— START —

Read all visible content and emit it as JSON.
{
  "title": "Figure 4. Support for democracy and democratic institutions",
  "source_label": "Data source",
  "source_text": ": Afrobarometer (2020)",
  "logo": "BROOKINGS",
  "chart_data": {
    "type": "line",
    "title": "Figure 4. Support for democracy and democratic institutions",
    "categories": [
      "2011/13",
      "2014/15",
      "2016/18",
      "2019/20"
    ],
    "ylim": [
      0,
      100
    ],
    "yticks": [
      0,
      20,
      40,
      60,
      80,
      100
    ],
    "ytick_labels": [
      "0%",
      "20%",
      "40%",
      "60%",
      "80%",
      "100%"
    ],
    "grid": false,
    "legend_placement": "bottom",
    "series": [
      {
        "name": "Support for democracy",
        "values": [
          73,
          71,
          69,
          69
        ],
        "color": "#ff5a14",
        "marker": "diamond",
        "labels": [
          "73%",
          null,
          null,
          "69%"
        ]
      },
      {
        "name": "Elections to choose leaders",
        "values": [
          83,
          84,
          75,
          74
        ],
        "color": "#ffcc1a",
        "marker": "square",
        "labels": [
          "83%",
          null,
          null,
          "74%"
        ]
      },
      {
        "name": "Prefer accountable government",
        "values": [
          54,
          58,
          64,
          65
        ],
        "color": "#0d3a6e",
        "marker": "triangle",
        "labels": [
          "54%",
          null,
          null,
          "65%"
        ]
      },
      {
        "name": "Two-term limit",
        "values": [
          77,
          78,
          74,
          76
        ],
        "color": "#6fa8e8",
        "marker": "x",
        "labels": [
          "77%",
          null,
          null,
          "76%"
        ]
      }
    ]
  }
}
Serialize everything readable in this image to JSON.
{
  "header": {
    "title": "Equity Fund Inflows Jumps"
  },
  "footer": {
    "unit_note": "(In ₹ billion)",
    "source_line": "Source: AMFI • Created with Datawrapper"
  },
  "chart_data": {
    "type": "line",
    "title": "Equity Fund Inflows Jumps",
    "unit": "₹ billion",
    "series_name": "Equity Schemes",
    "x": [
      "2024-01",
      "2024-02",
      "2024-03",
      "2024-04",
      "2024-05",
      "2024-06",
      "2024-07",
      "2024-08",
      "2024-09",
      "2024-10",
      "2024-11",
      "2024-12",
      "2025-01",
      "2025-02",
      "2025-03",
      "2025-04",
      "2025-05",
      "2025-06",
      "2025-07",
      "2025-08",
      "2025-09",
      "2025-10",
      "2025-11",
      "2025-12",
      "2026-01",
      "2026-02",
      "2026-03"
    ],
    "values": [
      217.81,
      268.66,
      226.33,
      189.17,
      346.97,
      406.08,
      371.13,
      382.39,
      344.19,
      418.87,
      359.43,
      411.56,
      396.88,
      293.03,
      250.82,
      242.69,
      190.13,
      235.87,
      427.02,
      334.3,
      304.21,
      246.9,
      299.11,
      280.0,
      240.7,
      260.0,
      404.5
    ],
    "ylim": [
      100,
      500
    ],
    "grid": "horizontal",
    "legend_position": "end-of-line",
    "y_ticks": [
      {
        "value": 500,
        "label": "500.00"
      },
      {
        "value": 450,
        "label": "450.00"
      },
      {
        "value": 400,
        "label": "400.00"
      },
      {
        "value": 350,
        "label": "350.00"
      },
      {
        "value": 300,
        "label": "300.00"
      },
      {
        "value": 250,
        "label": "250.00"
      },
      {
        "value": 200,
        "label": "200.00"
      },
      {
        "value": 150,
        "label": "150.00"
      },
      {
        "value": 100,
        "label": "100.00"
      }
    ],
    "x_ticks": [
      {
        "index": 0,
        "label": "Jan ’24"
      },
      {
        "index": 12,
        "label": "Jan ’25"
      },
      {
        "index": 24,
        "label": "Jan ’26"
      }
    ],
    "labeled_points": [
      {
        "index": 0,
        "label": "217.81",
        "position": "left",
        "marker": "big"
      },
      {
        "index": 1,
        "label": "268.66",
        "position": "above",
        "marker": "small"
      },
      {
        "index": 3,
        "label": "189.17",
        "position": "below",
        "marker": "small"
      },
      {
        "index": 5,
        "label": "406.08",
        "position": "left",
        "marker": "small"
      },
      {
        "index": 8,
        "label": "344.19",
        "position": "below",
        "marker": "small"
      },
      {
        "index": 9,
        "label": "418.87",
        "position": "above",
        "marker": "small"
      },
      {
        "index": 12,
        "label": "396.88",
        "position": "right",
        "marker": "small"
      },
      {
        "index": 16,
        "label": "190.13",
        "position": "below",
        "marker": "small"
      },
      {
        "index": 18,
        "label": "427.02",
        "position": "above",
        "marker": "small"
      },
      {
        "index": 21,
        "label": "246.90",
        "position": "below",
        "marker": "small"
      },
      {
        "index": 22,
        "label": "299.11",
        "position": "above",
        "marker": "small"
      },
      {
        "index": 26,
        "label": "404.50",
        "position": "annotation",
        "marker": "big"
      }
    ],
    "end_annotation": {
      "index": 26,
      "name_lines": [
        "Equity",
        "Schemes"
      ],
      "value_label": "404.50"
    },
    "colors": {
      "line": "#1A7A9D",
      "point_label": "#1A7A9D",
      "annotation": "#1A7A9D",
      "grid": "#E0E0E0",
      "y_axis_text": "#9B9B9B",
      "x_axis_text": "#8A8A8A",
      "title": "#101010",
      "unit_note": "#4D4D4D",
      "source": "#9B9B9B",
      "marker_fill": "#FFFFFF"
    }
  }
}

— END —

EXERCISE DIRECTIONS »
Write out every entry again exactly, please, with nothing missing.

SOLUTION TO THE PROBLEM »
Read all visible content and emit it as JSON.
{
  "title": "Figure 4. Support for democracy and democratic institutions",
  "source_label": "Data source",
  "source_text": ": Afrobarometer (2020)",
  "logo": "BROOKINGS",
  "chart_data": {
    "type": "line",
    "title": "Figure 4. Support for democracy and democratic institutions",
    "categories": [
      "2011/13",
      "2014/15",
      "2016/18",
      "2019/20"
    ],
    "ylim": [
      0,
      100
    ],
    "yticks": [
      0,
      20,
      40,
      60,
      80,
      100
    ],
    "ytick_labels": [
      "0%",
      "20%",
      "40%",
      "60%",
      "80%",
      "100%"
    ],
    "grid": false,
    "legend_placement": "bottom",
    "series": [
      {
        "name": "Support for democracy",
        "values": [
          73,
          71,
          69,
          69
        ],
        "color": "#ff5a14",
        "marker": "diamond",
        "labels": [
          "73%",
          null,
          null,
          "69%"
        ]
      },
      {
        "name": "Elections to choose leaders",
        "values": [
          83,
          84,
          75,
          74
        ],
        "color": "#ffcc1a",
        "marker": "square",
        "labels": [
          "83%",
          null,
          null,
          "74%"
        ]
      },
      {
        "name": "Prefer accountable government",
        "values": [
          54,
          58,
          64,
          65
        ],
        "color": "#0d3a6e",
        "marker": "triangle",
        "labels": [
          "54%",
          null,
          null,
          "65%"
        ]
      },
      {
        "name": "Two-term limit",
        "values": [
          77,
          78,
          74,
          76
        ],
        "color": "#6fa8e8",
        "marker": "x",
        "labels": [
          "77%",
          null,
          null,
          "76%"
        ]
      }
    ]
  }
}
Serialize everything readable in this image to JSON.
{
  "header": {
    "title": "Equity Fund Inflows Jumps"
  },
  "footer": {
    "unit_note": "(In ₹ billion)",
    "source_line": "Source: AMFI • Created with Datawrapper"
  },
  "chart_data": {
    "type": "line",
    "title": "Equity Fund Inflows Jumps",
    "unit": "₹ billion",
    "series_name": "Equity Schemes",
    "x": [
      "2024-01",
      "2024-02",
      "2024-03",
      "2024-04",
      "2024-05",
      "2024-06",
      "2024-07",
      "2024-08",
      "2024-09",
      "2024-10",
      "2024-11",
      "2024-12",
      "2025-01",
      "2025-02",
      "2025-03",
      "2025-04",
      "2025-05",
      "2025-06",
      "2025-07",
      "2025-08",
      "2025-09",
      "2025-10",
      "2025-11",
      "2025-12",
      "2026-01",
      "2026-02",
      "2026-03"
    ],
    "values": [
      217.81,
      268.66,
      226.33,
      189.17,
      346.97,
      406.08,
      371.13,
      382.39,
      344.19,
      418.87,
      359.43,
      411.56,
      396.88,
      293.03,
      250.82,
      242.69,
      190.13,
      235.87,
      427.02,
      334.3,
      304.21,
      246.9,
      299.11,
      280.0,
      240.7,
      260.0,
      404.5
    ],
    "ylim": [
      100,
      500
    ],
    "grid": "horizontal",
    "legend_position": "end-of-line",
    "y_ticks": [
      {
        "value": 500,
        "label": "500.00"
      },
      {
        "value": 450,
        "label": "450.00"
      },
      {
        "value": 400,
        "label": "400.00"
      },
      {
        "value": 350,
        "label": "350.00"
      },
      {
        "value": 300,
        "label": "300.00"
      },
      {
        "value": 250,
        "label": "250.00"
      },
      {
        "value": 200,
        "label": "200.00"
      },
      {
        "value": 150,
        "label": "150.00"
      },
      {
        "value": 100,
        "label": "100.00"
      }
    ],
    "x_ticks": [
      {
        "index": 0,
        "label": "Jan ’24"
      },
      {
        "index": 12,
        "label": "Jan ’25"
      },
      {
        "index": 24,
        "label": "Jan ’26"
      }
    ],
    "labeled_points": [
      {
        "index": 0,
        "label": "217.81",
        "position": "left",
        "marker": "big"
      },
      {
        "index": 1,
        "label": "268.66",
        "position": "above",
        "marker": "small"
      },
      {
        "index": 3,
        "label": "189.17",
        "position": "below",
        "marker": "small"
      },
      {
        "index": 5,
        "label": "406.08",
        "position": "left",
        "marker": "small"
      },
      {
        "index": 8,
        "label": "344.19",
        "position": "below",
        "marker": "small"
      },
      {
        "index": 9,
        "label": "418.87",
        "position": "above",
        "marker": "small"
      },
      {
        "index": 12,
        "label": "396.88",
        "position": "right",
        "marker": "small"
      },
      {
        "index": 16,
        "label": "190.13",
        "position": "below",
        "marker": "small"
      },
      {
        "index": 18,
        "label": "427.02",
        "position": "above",
        "marker": "small"
      },
      {
        "index": 21,
        "label": "246.90",
        "position": "below",
        "marker": "small"
      },
      {
        "index": 22,
        "label": "299.11",
        "position": "above",
        "marker": "small"
      },
      {
        "index": 26,
        "label": "404.50",
        "position": "annotation",
        "marker": "big"
      }
    ],
    "end_annotation": {
      "index": 26,
      "name_lines": [
        "Equity",
        "Schemes"
      ],
      "value_label": "404.50"
    },
    "colors": {
      "line": "#1A7A9D",
      "point_label": "#1A7A9D",
      "annotation": "#1A7A9D",
      "grid": "#E0E0E0",
      "y_axis_text": "#9B9B9B",
      "x_axis_text": "#8A8A8A",
      "title": "#101010",
      "unit_note": "#4D4D4D",
      "source": "#9B9B9B",
      "marker_fill": "#FFFFFF"
    }
  }
}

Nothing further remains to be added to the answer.